Beginning with the first entry, set down each one exactly as shown.

#### Input records

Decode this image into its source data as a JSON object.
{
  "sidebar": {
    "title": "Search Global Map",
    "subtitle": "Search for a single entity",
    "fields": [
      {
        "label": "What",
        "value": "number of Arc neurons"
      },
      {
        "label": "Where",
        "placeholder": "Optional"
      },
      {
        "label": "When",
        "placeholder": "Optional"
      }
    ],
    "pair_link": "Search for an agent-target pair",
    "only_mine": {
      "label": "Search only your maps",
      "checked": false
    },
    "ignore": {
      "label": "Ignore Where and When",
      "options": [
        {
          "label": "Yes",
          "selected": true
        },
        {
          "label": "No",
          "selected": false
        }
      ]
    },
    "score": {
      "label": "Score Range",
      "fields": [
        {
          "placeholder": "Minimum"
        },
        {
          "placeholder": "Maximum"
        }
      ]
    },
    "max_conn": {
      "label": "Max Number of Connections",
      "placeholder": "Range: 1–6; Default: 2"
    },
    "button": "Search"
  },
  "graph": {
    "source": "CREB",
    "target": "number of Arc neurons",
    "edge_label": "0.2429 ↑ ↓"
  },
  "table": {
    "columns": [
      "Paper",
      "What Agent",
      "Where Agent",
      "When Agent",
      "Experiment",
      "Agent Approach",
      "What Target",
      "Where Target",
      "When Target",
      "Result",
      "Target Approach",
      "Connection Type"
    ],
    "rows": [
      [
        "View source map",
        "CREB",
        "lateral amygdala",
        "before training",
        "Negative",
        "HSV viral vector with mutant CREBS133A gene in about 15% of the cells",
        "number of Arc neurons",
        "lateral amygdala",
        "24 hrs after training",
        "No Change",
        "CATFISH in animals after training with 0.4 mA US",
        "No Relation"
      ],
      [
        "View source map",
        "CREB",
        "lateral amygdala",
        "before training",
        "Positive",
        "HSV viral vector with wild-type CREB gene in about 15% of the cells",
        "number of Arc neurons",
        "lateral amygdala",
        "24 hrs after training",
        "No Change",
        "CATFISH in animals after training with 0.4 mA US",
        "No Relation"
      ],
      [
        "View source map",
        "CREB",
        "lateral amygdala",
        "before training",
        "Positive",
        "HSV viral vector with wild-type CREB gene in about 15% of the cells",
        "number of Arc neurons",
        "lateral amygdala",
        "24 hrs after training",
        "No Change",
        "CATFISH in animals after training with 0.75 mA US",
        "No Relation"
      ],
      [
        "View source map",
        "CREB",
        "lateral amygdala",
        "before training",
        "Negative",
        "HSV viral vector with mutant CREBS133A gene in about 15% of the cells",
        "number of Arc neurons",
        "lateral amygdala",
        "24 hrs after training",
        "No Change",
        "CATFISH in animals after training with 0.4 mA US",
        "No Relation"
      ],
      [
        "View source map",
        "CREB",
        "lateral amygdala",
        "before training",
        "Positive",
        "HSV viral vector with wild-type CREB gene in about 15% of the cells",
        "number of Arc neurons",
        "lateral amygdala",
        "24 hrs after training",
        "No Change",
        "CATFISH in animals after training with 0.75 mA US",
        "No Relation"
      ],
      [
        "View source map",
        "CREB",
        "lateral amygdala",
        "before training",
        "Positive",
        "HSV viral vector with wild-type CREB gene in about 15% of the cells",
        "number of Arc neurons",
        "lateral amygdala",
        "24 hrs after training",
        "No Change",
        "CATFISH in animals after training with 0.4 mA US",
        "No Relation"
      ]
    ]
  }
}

########

* Exercise result *
Decode this image into its source data as a JSON object.
{
  "sidebar": {
    "title": "Search Global Map",
    "subtitle": "Search for a single entity",
    "fields": [
      {
        "label": "What",
        "value": "number of Arc neurons"
      },
      {
        "label": "Where",
        "placeholder": "Optional"
      },
      {
        "label": "When",
        "placeholder": "Optional"
      }
    ],
    "pair_link": "Search for an agent-target pair",
    "only_mine": {
      "label": "Search only your maps",
      "checked": false
    },
    "ignore": {
      "label": "Ignore Where and When",
      "options": [
        {
          "label": "Yes",
          "selected": true
        },
        {
          "label": "No",
          "selected": false
        }
      ]
    },
    "score": {
      "label": "Score Range",
      "fields": [
        {
          "placeholder": "Minimum"
        },
        {
          "placeholder": "Maximum"
        }
      ]
    },
    "max_conn": {
      "label": "Max Number of Connections",
      "placeholder": "Range: 1–6; Default: 2"
    },
    "button": "Search"
  },
  "graph": {
    "source": "CREB",
    "target": "number of Arc neurons",
    "edge_label": "0.2429 ↑ ↓"
  },
  "table": {
    "columns": [
      "Paper",
      "What Agent",
      "Where Agent",
      "When Agent",
      "Experiment",
      "Agent Approach",
      "What Target",
      "Where Target",
      "When Target",
      "Result",
      "Target Approach",
      "Connection Type"
    ],
    "rows": [
      [
        "View source map",
        "CREB",
        "lateral amygdala",
        "before training",
        "Negative",
        "HSV viral vector with mutant CREBS133A gene in about 15% of the cells",
        "number of Arc neurons",
        "lateral amygdala",
        "24 hrs after training",
        "No Change",
        "CATFISH in animals after training with 0.4 mA US",
        "No Relation"
      ],
      [
        "View source map",
        "CREB",
        "lateral amygdala",
        "before training",
        "Positive",
        "HSV viral vector with wild-type CREB gene in about 15% of the cells",
        "number of Arc neurons",
        "lateral amygdala",
        "24 hrs after training",
        "No Change",
        "CATFISH in animals after training with 0.4 mA US",
        "No Relation"
      ],
      [
        "View source map",
        "CREB",
        "lateral amygdala",
        "before training",
        "Positive",
        "HSV viral vector with wild-type CREB gene in about 15% of the cells",
        "number of Arc neurons",
        "lateral amygdala",
        "24 hrs after training",
        "No Change",
        "CATFISH in animals after training with 0.75 mA US",
        "No Relation"
      ],
      [
        "View source map",
        "CREB",
        "lateral amygdala",
        "before training",
        "Negative",
        "HSV viral vector with mutant CREBS133A gene in about 15% of the cells",
        "number of Arc neurons",
        "lateral amygdala",
        "24 hrs after training",
        "No Change",
        "CATFISH in animals after training with 0.4 mA US",
        "No Relation"
      ],
      [
        "View source map",
        "CREB",
        "lateral amygdala",
        "before training",
        "Positive",
        "HSV viral vector with wild-type CREB gene in about 15% of the cells",
        "number of Arc neurons",
        "lateral amygdala",
        "24 hrs after training",
        "No Change",
        "CATFISH in animals after training with 0.75 mA US",
        "No Relation"
      ],
      [
        "View source map",
        "CREB",
        "lateral amygdala",
        "before training",
        "Positive",
        "HSV viral vector with wild-type CREB gene in about 15% of the cells",
        "number of Arc neurons",
        "lateral amygdala",
        "24 hrs after training",
        "No Change",
        "CATFISH in animals after training with 0.4 mA US",
        "No Relation"
      ]
    ]
  }
}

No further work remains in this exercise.